---------- DATA PROVIDED

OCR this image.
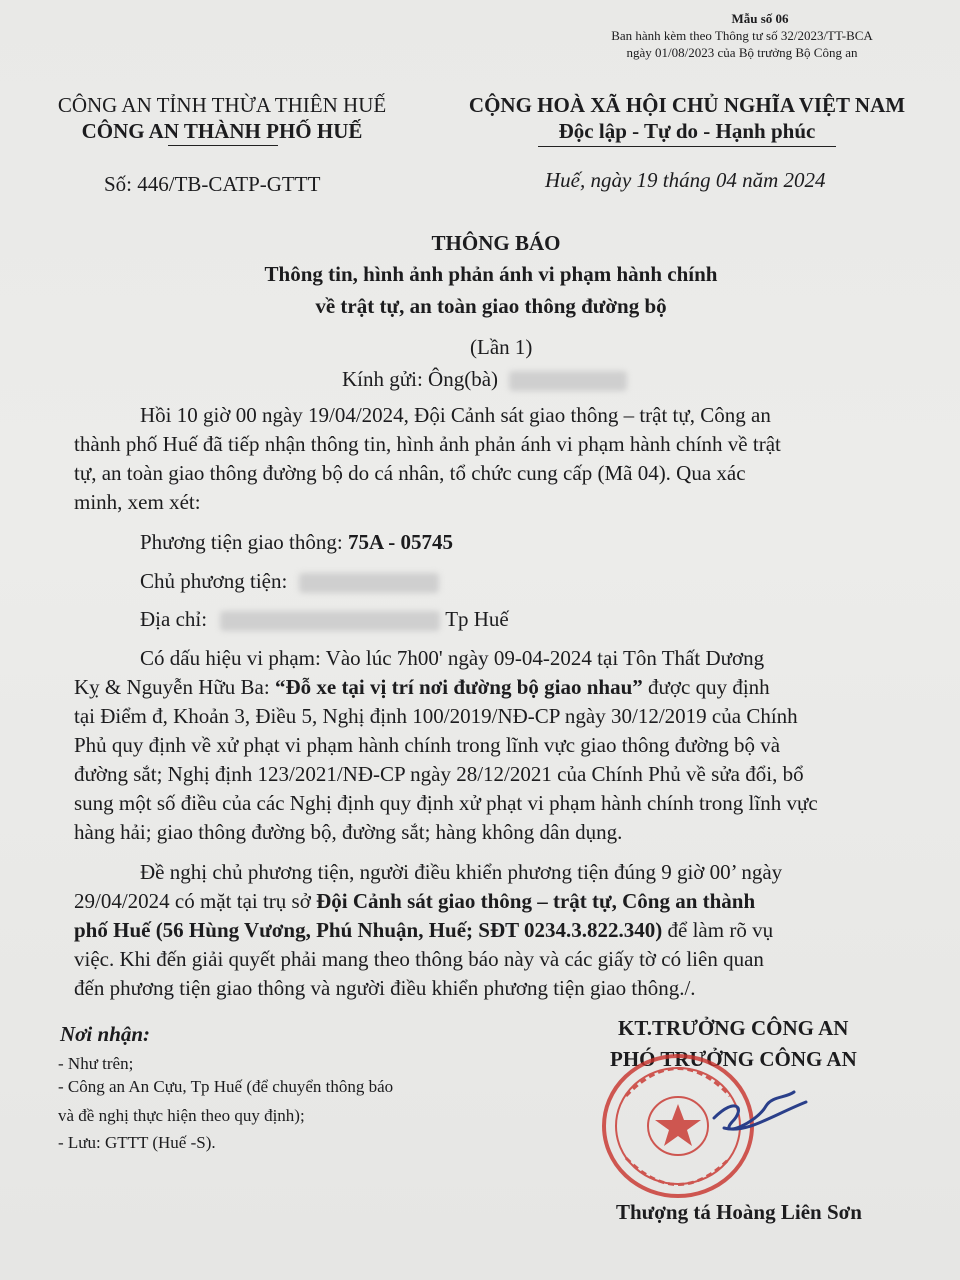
Mẫu số 06
Ban hành kèm theo Thông tư số 32/2023/TT-BCA
ngày 01/08/2023 của Bộ trưởng Bộ Công an
CÔNG AN TỈNH THỪA THIÊN HUẾ
CÔNG AN THÀNH PHỐ HUẾ
Số: 446/TB-CATP-GTTT
CỘNG HOÀ XÃ HỘI CHỦ NGHĨA VIỆT NAM
Độc lập - Tự do - Hạnh phúc
Huế, ngày 19 tháng 04 năm 2024
THÔNG BÁO
Thông tin, hình ảnh phản ánh vi phạm hành chính
về trật tự, an toàn giao thông đường bộ
(Lần 1)
Kính gửi: Ông(bà)
Hồi 10 giờ 00 ngày 19/04/2024, Đội Cảnh sát giao thông – trật tự, Công an
thành phố Huế đã tiếp nhận thông tin, hình ảnh phản ánh vi phạm hành chính về trật
tự, an toàn giao thông đường bộ do cá nhân, tổ chức cung cấp (Mã 04). Qua xác
minh, xem xét:
Phương tiện giao thông: 75A - 05745
Chủ phương tiện:
Địa chỉ:	Tp Huế
Có dấu hiệu vi phạm: Vào lúc 7h00' ngày 09-04-2024 tại Tôn Thất Dương
Kỵ & Nguyễn Hữu Ba: “Đỗ xe tại vị trí nơi đường bộ giao nhau” được quy định
tại Điểm đ, Khoản 3, Điều 5, Nghị định 100/2019/NĐ-CP ngày 30/12/2019 của Chính
Phủ quy định về xử phạt vi phạm hành chính trong lĩnh vực giao thông đường bộ và
đường sắt; Nghị định 123/2021/NĐ-CP ngày 28/12/2021 của Chính Phủ về sửa đổi, bổ
sung một số điều của các Nghị định quy định xử phạt vi phạm hành chính trong lĩnh vực
hàng hải; giao thông đường bộ, đường sắt; hàng không dân dụng.
Đề nghị chủ phương tiện, người điều khiển phương tiện đúng 9 giờ 00’ ngày
29/04/2024 có mặt tại trụ sở Đội Cảnh sát giao thông – trật tự, Công an thành
phố Huế (56 Hùng Vương, Phú Nhuận, Huế; SĐT 0234.3.822.340) để làm rõ vụ
việc. Khi đến giải quyết phải mang theo thông báo này và các giấy tờ có liên quan
đến phương tiện giao thông và người điều khiển phương tiện giao thông./.
Nơi nhận:
- Như trên;
- Công an An Cựu, Tp Huế (để chuyển thông báo
và đề nghị thực hiện theo quy định);
- Lưu: GTTT (Huế -S).
KT.TRƯỞNG CÔNG AN
PHÓ TRƯỞNG CÔNG AN
Thượng tá Hoàng Liên Sơn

--------------------

- SET PROBLEM
Return only the number of lines in the data that contain "trật".

- WRITTEN ANSWER
4